Excerpt from a dataset:
****************************************

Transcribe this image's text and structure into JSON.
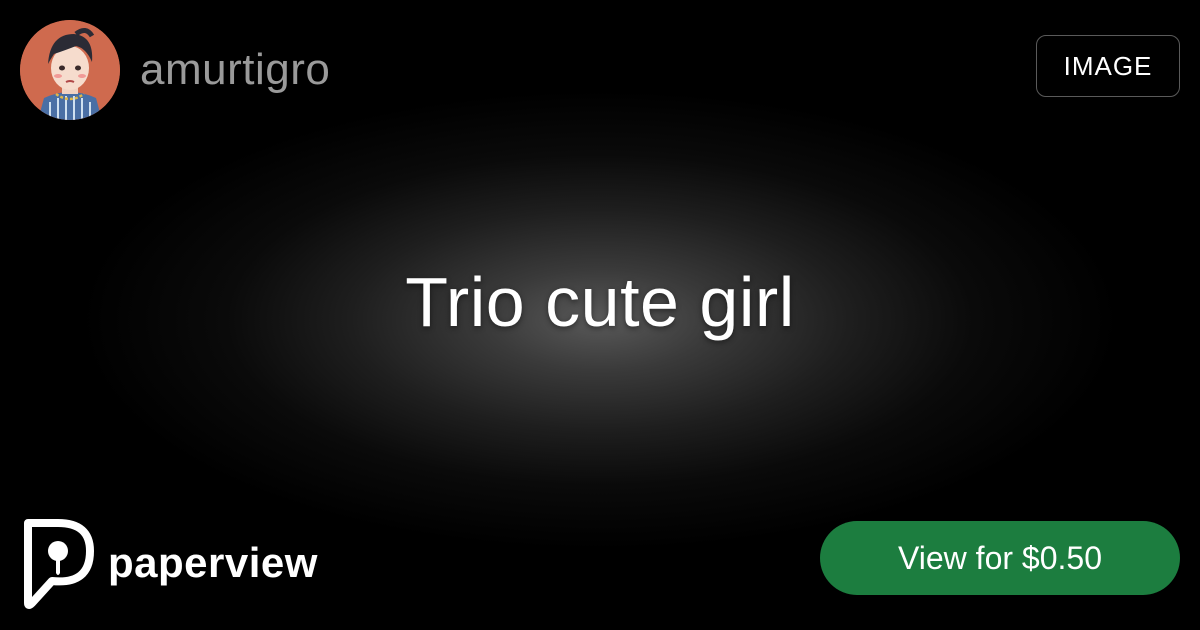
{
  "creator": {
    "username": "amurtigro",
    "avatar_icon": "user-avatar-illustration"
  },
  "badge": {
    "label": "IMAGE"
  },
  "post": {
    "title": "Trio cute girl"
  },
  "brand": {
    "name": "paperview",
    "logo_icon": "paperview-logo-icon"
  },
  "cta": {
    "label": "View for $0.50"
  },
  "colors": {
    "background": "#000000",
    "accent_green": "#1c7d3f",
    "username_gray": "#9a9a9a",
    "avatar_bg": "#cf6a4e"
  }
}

****************************************

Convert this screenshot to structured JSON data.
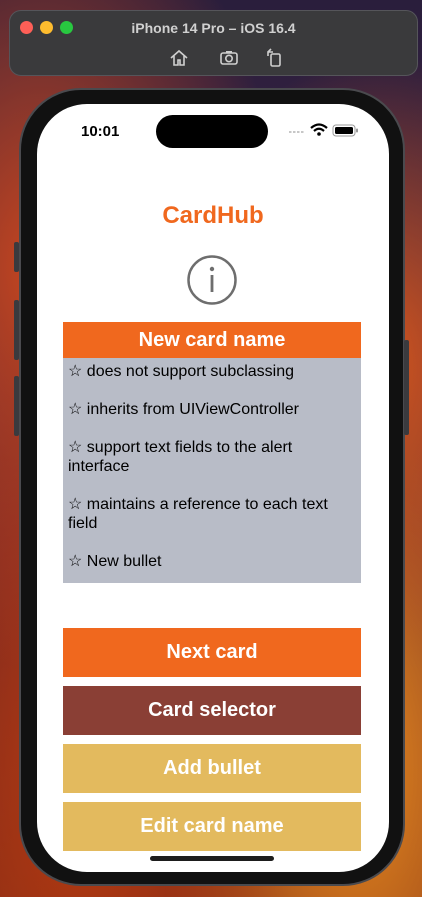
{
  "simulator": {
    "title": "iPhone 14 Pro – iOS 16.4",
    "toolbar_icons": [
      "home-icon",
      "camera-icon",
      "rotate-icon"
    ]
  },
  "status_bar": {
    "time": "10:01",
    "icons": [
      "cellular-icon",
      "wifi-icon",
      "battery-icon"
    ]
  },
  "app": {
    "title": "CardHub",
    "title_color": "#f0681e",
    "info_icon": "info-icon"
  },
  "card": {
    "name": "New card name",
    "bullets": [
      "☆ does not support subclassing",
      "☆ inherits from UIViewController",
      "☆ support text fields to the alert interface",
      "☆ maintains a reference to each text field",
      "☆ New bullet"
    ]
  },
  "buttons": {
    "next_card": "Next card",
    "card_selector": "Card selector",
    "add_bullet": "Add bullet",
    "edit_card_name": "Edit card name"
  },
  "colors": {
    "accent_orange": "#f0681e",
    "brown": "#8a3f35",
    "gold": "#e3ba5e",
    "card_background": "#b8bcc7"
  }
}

****************************************

Task requirements: Give the count of lines in the data shown above that contain "JSON", and nothing else.

Solution for this problem: 2